(Data records)
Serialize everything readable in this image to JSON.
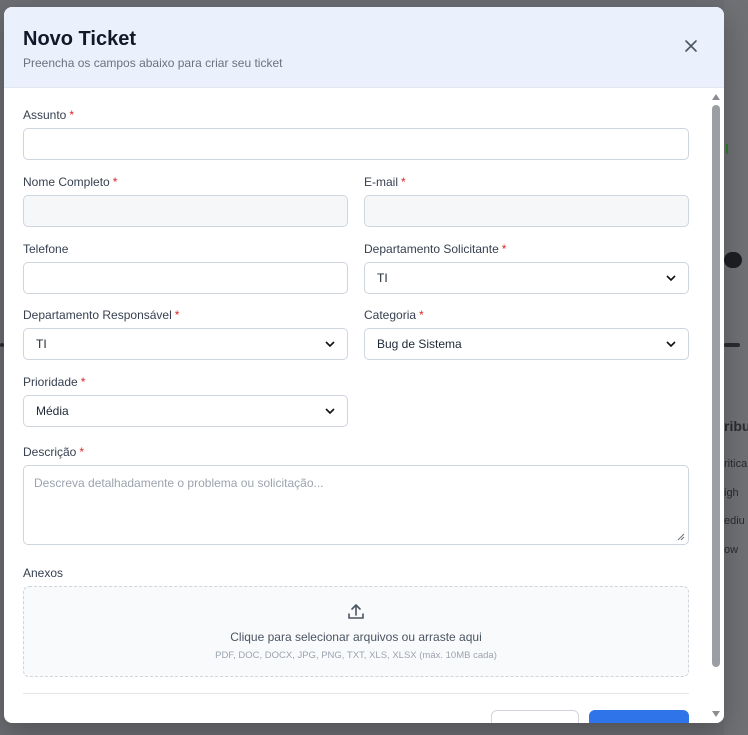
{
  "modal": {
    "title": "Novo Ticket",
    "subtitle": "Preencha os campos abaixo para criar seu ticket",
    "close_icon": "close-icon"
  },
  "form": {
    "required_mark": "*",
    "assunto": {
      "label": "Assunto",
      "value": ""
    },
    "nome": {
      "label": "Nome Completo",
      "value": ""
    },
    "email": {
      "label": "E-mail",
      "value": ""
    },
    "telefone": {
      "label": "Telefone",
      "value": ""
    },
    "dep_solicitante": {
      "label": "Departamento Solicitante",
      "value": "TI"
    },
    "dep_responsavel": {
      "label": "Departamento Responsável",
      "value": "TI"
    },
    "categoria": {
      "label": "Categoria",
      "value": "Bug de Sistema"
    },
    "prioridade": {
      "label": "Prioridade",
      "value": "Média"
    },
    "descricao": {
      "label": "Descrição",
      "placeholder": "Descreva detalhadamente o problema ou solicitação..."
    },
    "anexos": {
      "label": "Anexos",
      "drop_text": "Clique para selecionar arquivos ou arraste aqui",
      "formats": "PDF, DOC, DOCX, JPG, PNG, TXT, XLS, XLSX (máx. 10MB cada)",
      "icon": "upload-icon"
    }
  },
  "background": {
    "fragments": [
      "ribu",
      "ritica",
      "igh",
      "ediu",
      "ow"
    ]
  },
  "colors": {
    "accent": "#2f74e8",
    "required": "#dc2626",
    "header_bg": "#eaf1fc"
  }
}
* * *
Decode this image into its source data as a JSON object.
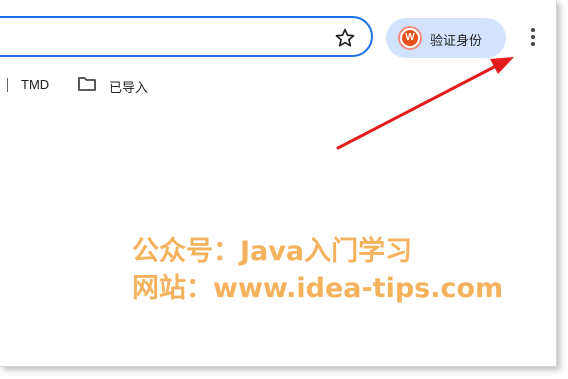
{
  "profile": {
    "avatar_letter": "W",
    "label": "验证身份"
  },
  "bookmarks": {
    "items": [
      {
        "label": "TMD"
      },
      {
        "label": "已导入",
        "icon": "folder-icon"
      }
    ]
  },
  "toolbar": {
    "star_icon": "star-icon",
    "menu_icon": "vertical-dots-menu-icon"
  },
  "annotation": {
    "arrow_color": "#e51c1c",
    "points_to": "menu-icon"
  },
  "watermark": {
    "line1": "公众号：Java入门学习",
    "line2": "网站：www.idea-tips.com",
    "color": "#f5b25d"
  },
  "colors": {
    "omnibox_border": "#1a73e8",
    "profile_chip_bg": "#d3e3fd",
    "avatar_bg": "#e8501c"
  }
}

PROMPT: Return only the number of lines in the entries that contain the string "JSON".

TASK RESPONSE: 2